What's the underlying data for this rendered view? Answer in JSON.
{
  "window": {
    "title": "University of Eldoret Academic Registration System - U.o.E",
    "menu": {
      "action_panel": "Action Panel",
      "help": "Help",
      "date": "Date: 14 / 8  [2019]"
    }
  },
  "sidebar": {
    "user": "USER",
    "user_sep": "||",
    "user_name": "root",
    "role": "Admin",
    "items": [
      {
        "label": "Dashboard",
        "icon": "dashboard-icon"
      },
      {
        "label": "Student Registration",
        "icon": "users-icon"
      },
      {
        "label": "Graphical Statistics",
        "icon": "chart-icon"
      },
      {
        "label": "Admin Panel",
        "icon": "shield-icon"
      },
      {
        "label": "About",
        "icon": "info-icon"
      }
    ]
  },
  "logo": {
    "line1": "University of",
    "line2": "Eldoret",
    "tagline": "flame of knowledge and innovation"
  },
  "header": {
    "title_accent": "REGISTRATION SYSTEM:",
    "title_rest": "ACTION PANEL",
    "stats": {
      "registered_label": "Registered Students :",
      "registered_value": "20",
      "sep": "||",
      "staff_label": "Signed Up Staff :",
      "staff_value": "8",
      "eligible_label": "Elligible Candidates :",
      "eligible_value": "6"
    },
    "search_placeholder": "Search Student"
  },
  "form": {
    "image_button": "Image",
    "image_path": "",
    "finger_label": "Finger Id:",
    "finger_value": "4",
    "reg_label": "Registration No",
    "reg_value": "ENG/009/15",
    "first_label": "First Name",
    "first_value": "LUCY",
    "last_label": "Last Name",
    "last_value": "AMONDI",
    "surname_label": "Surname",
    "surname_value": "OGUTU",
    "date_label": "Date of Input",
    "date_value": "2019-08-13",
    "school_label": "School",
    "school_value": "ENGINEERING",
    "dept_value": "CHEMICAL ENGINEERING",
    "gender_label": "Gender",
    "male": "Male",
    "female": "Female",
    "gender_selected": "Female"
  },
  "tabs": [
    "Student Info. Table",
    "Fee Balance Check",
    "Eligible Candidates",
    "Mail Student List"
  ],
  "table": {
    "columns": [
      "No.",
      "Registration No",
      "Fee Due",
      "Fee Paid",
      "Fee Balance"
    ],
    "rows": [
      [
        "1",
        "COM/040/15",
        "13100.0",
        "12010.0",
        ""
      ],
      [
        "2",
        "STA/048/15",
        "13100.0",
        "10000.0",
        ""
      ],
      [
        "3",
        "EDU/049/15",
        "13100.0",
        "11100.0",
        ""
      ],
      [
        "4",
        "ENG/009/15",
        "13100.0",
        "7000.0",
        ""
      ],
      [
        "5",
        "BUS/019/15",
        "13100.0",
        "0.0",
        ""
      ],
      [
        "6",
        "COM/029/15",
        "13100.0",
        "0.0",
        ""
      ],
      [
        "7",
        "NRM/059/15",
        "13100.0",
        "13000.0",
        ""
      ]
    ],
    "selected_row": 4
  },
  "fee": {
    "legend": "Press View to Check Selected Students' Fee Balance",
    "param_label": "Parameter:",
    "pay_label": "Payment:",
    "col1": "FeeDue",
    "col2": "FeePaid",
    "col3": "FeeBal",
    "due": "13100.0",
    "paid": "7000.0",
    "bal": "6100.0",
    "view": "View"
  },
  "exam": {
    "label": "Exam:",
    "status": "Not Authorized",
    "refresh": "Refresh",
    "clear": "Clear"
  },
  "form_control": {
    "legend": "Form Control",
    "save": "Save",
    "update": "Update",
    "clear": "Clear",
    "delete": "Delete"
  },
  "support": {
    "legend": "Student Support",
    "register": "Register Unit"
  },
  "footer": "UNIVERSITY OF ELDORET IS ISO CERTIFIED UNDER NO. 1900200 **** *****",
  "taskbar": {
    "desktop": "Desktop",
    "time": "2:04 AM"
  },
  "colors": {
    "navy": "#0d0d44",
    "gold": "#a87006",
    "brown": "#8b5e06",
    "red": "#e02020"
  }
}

Stated goal –
In the listing above, find each line with the word "Check" and copy it.

Result of this exercise –
    "Fee Balance Check",
    "legend": "Press View to Check Selected Students' Fee Balance",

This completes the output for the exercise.